## BEGIN DATA LISTING

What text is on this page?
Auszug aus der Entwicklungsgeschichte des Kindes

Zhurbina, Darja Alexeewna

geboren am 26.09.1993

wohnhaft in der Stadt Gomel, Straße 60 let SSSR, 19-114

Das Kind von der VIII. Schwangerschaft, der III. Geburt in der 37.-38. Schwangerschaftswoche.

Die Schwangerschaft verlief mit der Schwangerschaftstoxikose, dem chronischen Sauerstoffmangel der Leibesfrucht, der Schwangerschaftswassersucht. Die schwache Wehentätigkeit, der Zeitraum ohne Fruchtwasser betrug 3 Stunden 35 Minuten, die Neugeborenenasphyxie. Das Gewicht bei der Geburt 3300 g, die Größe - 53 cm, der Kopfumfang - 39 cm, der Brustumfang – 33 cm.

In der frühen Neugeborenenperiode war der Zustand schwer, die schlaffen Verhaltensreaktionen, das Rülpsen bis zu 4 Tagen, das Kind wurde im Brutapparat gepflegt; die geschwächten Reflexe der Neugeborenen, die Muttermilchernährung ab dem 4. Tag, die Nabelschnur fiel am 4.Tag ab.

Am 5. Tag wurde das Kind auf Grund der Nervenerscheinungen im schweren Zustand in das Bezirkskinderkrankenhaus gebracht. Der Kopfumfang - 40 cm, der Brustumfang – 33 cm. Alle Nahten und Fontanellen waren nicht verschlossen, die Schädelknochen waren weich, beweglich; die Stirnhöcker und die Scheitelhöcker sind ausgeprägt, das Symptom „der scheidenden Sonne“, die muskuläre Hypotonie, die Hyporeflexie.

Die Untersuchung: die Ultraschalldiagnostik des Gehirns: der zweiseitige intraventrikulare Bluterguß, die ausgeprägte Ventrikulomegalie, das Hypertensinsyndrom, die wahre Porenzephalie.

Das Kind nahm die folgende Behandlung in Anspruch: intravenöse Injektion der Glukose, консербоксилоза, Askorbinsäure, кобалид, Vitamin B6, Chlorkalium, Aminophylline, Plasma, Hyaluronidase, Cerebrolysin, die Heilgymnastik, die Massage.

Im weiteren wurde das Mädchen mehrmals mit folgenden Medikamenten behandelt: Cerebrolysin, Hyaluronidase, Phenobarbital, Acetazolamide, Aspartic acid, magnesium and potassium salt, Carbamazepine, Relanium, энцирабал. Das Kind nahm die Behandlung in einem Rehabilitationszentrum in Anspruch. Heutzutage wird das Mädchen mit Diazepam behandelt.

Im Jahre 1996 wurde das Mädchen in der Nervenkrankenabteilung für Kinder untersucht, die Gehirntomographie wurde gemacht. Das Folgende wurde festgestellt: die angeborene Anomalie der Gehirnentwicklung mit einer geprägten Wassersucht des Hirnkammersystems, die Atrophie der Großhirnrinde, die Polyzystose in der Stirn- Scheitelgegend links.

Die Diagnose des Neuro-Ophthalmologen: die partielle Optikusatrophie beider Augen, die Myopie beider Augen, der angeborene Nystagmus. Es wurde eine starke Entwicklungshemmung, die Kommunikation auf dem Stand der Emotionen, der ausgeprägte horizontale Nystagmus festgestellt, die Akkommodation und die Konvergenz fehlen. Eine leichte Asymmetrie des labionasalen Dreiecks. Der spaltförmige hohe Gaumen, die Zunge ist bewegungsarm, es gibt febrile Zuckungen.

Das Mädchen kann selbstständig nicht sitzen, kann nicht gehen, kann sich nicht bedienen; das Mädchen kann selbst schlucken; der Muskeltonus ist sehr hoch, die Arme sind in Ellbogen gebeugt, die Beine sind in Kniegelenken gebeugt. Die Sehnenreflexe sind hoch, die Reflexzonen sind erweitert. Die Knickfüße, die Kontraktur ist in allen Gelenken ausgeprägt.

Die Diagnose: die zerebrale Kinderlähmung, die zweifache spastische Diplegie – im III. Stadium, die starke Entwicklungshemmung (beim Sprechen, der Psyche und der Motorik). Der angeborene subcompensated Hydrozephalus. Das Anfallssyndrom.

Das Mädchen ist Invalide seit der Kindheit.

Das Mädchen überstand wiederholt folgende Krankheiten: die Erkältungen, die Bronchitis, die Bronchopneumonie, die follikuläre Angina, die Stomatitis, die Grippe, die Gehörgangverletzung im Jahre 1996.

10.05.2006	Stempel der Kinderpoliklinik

## END DATA LISTING

Write out every entry exactly as given.

**SOLUTION**
What text is on this page?
Auszug aus der Entwicklungsgeschichte des Kindes

Zhurbina, Darja Alexeewna

geboren am 26.09.1993

wohnhaft in der Stadt Gomel, Straße 60 let SSSR, 19-114

Das Kind von der VIII. Schwangerschaft, der III. Geburt in der 37.-38. Schwangerschaftswoche.

Die Schwangerschaft verlief mit der Schwangerschaftstoxikose, dem chronischen Sauerstoffmangel der Leibesfrucht, der Schwangerschaftswassersucht. Die schwache Wehentätigkeit, der Zeitraum ohne Fruchtwasser betrug 3 Stunden 35 Minuten, die Neugeborenenasphyxie. Das Gewicht bei der Geburt 3300 g, die Größe - 53 cm, der Kopfumfang - 39 cm, der Brustumfang – 33 cm.

In der frühen Neugeborenenperiode war der Zustand schwer, die schlaffen Verhaltensreaktionen, das Rülpsen bis zu 4 Tagen, das Kind wurde im Brutapparat gepflegt; die geschwächten Reflexe der Neugeborenen, die Muttermilchernährung ab dem 4. Tag, die Nabelschnur fiel am 4.Tag ab.

Am 5. Tag wurde das Kind auf Grund der Nervenerscheinungen im schweren Zustand in das Bezirkskinderkrankenhaus gebracht. Der Kopfumfang - 40 cm, der Brustumfang – 33 cm. Alle Nahten und Fontanellen waren nicht verschlossen, die Schädelknochen waren weich, beweglich; die Stirnhöcker und die Scheitelhöcker sind ausgeprägt, das Symptom „der scheidenden Sonne“, die muskuläre Hypotonie, die Hyporeflexie.

Die Untersuchung: die Ultraschalldiagnostik des Gehirns: der zweiseitige intraventrikulare Bluterguß, die ausgeprägte Ventrikulomegalie, das Hypertensinsyndrom, die wahre Porenzephalie.

Das Kind nahm die folgende Behandlung in Anspruch: intravenöse Injektion der Glukose, консербоксилоза, Askorbinsäure, кобалид, Vitamin B6, Chlorkalium, Aminophylline, Plasma, Hyaluronidase, Cerebrolysin, die Heilgymnastik, die Massage.

Im weiteren wurde das Mädchen mehrmals mit folgenden Medikamenten behandelt: Cerebrolysin, Hyaluronidase, Phenobarbital, Acetazolamide, Aspartic acid, magnesium and potassium salt, Carbamazepine, Relanium, энцирабал. Das Kind nahm die Behandlung in einem Rehabilitationszentrum in Anspruch. Heutzutage wird das Mädchen mit Diazepam behandelt.

Im Jahre 1996 wurde das Mädchen in der Nervenkrankenabteilung für Kinder untersucht, die Gehirntomographie wurde gemacht. Das Folgende wurde festgestellt: die angeborene Anomalie der Gehirnentwicklung mit einer geprägten Wassersucht des Hirnkammersystems, die Atrophie der Großhirnrinde, die Polyzystose in der Stirn- Scheitelgegend links.

Die Diagnose des Neuro-Ophthalmologen: die partielle Optikusatrophie beider Augen, die Myopie beider Augen, der angeborene Nystagmus. Es wurde eine starke Entwicklungshemmung, die Kommunikation auf dem Stand der Emotionen, der ausgeprägte horizontale Nystagmus festgestellt, die Akkommodation und die Konvergenz fehlen. Eine leichte Asymmetrie des labionasalen Dreiecks. Der spaltförmige hohe Gaumen, die Zunge ist bewegungsarm, es gibt febrile Zuckungen.

Das Mädchen kann selbstständig nicht sitzen, kann nicht gehen, kann sich nicht bedienen; das Mädchen kann selbst schlucken; der Muskeltonus ist sehr hoch, die Arme sind in Ellbogen gebeugt, die Beine sind in Kniegelenken gebeugt. Die Sehnenreflexe sind hoch, die Reflexzonen sind erweitert. Die Knickfüße, die Kontraktur ist in allen Gelenken ausgeprägt.

Die Diagnose: die zerebrale Kinderlähmung, die zweifache spastische Diplegie – im III. Stadium, die starke Entwicklungshemmung (beim Sprechen, der Psyche und der Motorik). Der angeborene subcompensated Hydrozephalus. Das Anfallssyndrom.

Das Mädchen ist Invalide seit der Kindheit.

Das Mädchen überstand wiederholt folgende Krankheiten: die Erkältungen, die Bronchitis, die Bronchopneumonie, die follikuläre Angina, die Stomatitis, die Grippe, die Gehörgangverletzung im Jahre 1996.

10.05.2006	Stempel der Kinderpoliklinik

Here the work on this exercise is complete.